## PROBLEM REQUIREMENTS
Go line by line through the entries and show those that hold the string "mixed".

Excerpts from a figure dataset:

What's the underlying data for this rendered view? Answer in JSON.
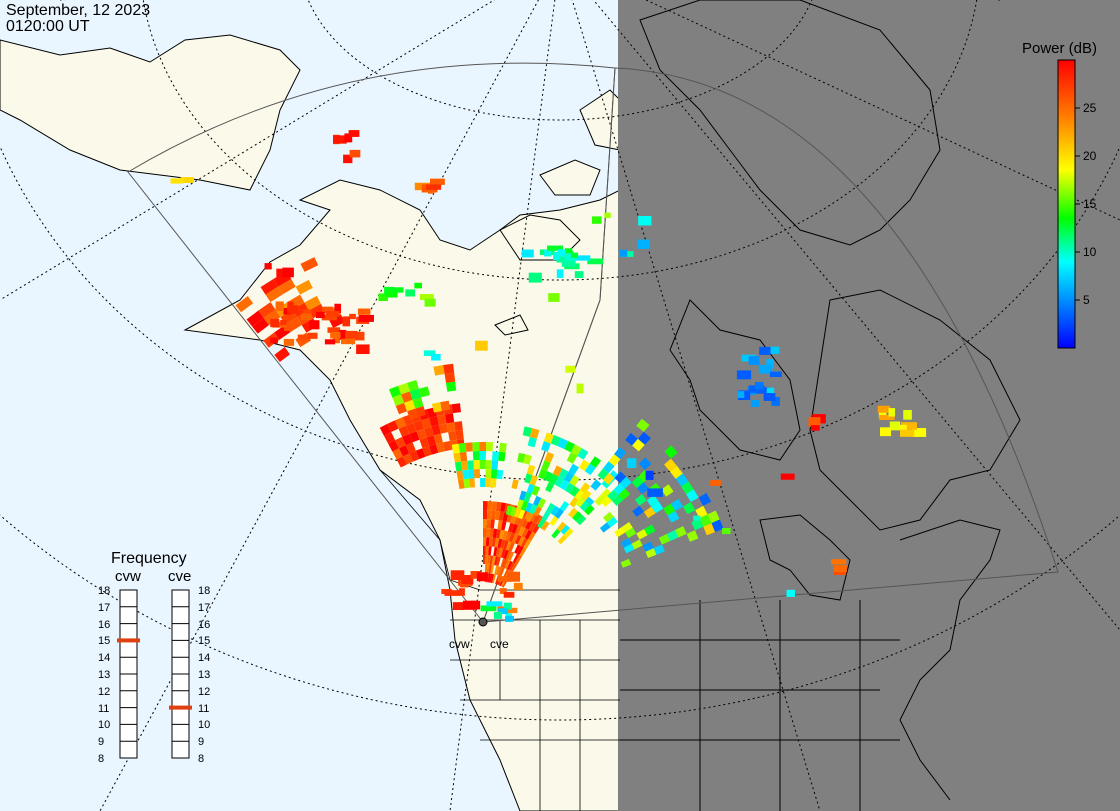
{
  "header": {
    "date": "September, 12 2023",
    "time": "0120:00 UT"
  },
  "colors": {
    "ocean": "#eaf6ff",
    "land": "#faf9ea",
    "night": "#808080",
    "coast": "#000000",
    "fov": "#444444"
  },
  "colorbar": {
    "title": "Power (dB)",
    "ticks": [
      "25",
      "20",
      "15",
      "10",
      "5"
    ],
    "tick_values": [
      25,
      20,
      15,
      10,
      5
    ],
    "range": [
      0,
      30
    ]
  },
  "frequency": {
    "title": "Frequency",
    "channels": [
      {
        "name": "cvw",
        "labels": [
          "18",
          "17",
          "16",
          "15",
          "14",
          "13",
          "12",
          "11",
          "10",
          "9",
          "8"
        ],
        "value_mhz": 15
      },
      {
        "name": "cve",
        "labels": [
          "18",
          "17",
          "16",
          "15",
          "14",
          "13",
          "12",
          "11",
          "10",
          "9",
          "8"
        ],
        "value_mhz": 11
      }
    ]
  },
  "radars": [
    {
      "name": "cvw",
      "label": "cvw"
    },
    {
      "name": "cve",
      "label": "cve"
    }
  ],
  "map_features": {
    "terminator": "night side shaded to the east",
    "regions": [
      "Alaska",
      "Canada",
      "Greenland",
      "Hudson Bay",
      "Contiguous United States"
    ]
  },
  "scatter_power_db": {
    "description": "SuperDARN backscatter power cells",
    "bands": [
      {
        "id": "cvw-far-red",
        "power_db": 28
      },
      {
        "id": "cvw-mid-mixed",
        "power_db": 18
      },
      {
        "id": "cve-near-red",
        "power_db": 28
      },
      {
        "id": "cve-mid-mixed",
        "power_db": 14
      },
      {
        "id": "arctic-low",
        "power_db": 9
      },
      {
        "id": "hudson-low",
        "power_db": 6
      },
      {
        "id": "quebec-mixed",
        "power_db": 20
      },
      {
        "id": "great-lakes",
        "power_db": 24
      }
    ]
  }
}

## OUTPUT FOR THIS EXERCISE
        "id": "cvw-mid-mixed",
        "id": "cve-mid-mixed",
        "id": "quebec-mixed",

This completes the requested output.